Things to do:
a) In the EduHam article, quote the passage from "Monton, 17, was" up to and including "attended the program.".
b) Summarize the EduHam article in two sentences.
c) According to the EduHam article, how many San Francisco high schools had students and teachers attend the program?

Extract:
-=-=-=-=-
Hamilton’ transforms Orpheum Theatre into classroom for San Francisco high school students in EduHam program
“Being onstage and performing for people has been a dream of mine, and I’ve always wanted to do it. And this is, like, my first step,” explained Beau Monton of San Francisco’s George Washington High School.
Monton, 17, was one of 17 high school students who staged original pieces inspired by “Hamilton” at the Orpheum Theatre on April 12 as part of the Broadway musical’s celebrated educational program, EduHam. Approximately 2,200 students and teachers from 15 San Francisco high schools attended the program.
EduHam provides students of Title I schools, which predominantly educate students from low-income families, with a curriculum focused upon America’s founding, which students connect to their own lives. These connections manifest in selected students’ performances on the Orpheum stage, just hours before an included “Hamilton” matinee.
-=-=-=-=-
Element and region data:
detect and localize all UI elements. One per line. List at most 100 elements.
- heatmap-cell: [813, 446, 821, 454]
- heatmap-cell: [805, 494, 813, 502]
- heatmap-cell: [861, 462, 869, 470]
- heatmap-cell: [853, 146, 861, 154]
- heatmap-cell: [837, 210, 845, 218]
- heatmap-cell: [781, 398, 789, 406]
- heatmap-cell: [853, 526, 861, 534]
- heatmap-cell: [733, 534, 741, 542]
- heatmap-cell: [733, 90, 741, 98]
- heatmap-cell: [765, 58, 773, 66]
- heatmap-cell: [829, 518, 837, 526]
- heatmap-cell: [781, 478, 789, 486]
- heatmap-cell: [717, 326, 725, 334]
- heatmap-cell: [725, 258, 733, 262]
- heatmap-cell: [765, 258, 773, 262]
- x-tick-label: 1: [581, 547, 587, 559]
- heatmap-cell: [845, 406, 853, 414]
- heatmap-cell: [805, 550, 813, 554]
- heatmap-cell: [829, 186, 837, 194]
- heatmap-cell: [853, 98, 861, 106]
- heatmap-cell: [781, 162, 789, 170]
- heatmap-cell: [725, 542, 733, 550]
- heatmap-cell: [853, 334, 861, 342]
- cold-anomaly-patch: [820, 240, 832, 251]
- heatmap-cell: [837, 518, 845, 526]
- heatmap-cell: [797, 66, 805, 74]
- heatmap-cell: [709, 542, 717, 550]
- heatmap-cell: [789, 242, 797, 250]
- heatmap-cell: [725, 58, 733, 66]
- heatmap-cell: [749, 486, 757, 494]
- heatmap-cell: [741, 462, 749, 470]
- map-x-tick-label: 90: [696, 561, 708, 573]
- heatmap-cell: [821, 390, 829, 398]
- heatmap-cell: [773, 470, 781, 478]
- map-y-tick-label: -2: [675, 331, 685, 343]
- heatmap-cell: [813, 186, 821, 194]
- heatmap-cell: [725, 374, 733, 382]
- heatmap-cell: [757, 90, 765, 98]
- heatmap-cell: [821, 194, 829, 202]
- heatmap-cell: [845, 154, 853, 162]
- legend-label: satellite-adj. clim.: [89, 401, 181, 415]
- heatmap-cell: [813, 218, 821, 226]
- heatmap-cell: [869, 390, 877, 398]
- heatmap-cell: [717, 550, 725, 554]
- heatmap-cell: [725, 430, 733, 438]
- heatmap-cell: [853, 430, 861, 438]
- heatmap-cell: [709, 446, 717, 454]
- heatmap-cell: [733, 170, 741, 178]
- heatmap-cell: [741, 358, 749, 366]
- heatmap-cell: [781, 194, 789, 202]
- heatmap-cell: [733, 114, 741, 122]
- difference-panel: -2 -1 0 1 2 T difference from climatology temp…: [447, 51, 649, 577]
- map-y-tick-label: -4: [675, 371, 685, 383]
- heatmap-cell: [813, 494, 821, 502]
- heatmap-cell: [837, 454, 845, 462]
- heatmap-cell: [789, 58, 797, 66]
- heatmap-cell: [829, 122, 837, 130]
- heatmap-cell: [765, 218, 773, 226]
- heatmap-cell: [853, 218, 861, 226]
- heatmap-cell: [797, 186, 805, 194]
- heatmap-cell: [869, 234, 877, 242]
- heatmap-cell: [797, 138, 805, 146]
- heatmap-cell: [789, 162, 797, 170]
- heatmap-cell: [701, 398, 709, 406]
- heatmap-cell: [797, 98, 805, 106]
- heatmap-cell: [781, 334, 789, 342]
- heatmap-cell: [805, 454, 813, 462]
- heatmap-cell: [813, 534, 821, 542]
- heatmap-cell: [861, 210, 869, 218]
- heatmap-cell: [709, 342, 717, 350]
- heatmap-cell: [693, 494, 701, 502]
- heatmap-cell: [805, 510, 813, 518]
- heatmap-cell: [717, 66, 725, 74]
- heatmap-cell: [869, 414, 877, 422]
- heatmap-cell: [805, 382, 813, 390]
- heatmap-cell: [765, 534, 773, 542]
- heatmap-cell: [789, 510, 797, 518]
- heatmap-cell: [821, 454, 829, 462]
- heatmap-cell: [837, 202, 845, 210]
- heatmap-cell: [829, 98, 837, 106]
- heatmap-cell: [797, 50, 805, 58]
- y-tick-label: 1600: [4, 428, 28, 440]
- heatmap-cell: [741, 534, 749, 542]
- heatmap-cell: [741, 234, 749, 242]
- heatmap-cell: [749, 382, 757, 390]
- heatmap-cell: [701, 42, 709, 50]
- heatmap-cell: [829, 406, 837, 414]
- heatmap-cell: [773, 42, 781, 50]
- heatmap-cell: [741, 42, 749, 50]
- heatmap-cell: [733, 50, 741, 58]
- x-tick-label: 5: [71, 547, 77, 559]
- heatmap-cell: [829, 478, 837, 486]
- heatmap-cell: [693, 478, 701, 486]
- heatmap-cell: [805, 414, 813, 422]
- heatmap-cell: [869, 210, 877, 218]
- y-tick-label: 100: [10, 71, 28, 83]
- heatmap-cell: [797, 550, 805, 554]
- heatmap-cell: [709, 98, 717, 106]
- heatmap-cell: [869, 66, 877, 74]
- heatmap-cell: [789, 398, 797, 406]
-=-=-=-=-
Task-by-task results:
a)
Monton, 17, was one of 17 high school students who staged original pieces inspired by “Hamilton” at the Orpheum Theatre on April 12 as part of the Broadway musical’s celebrated educational program, EduHam. Approximately 2,200 students and teachers from 15 San Francisco high schools attended the program.

b) EduHam, the educational program of the Broadway musical "Hamilton," gives students at Title I schools, which mainly educate students from low-income families, a curriculum on America's founding that they connect to their own lives. On April 12, 17 high school students staged original pieces inspired by "Hamilton" at the Orpheum Theatre, and approximately 2,200 students and teachers from 15 San Francisco high schools attended the program.

c) Fifteen.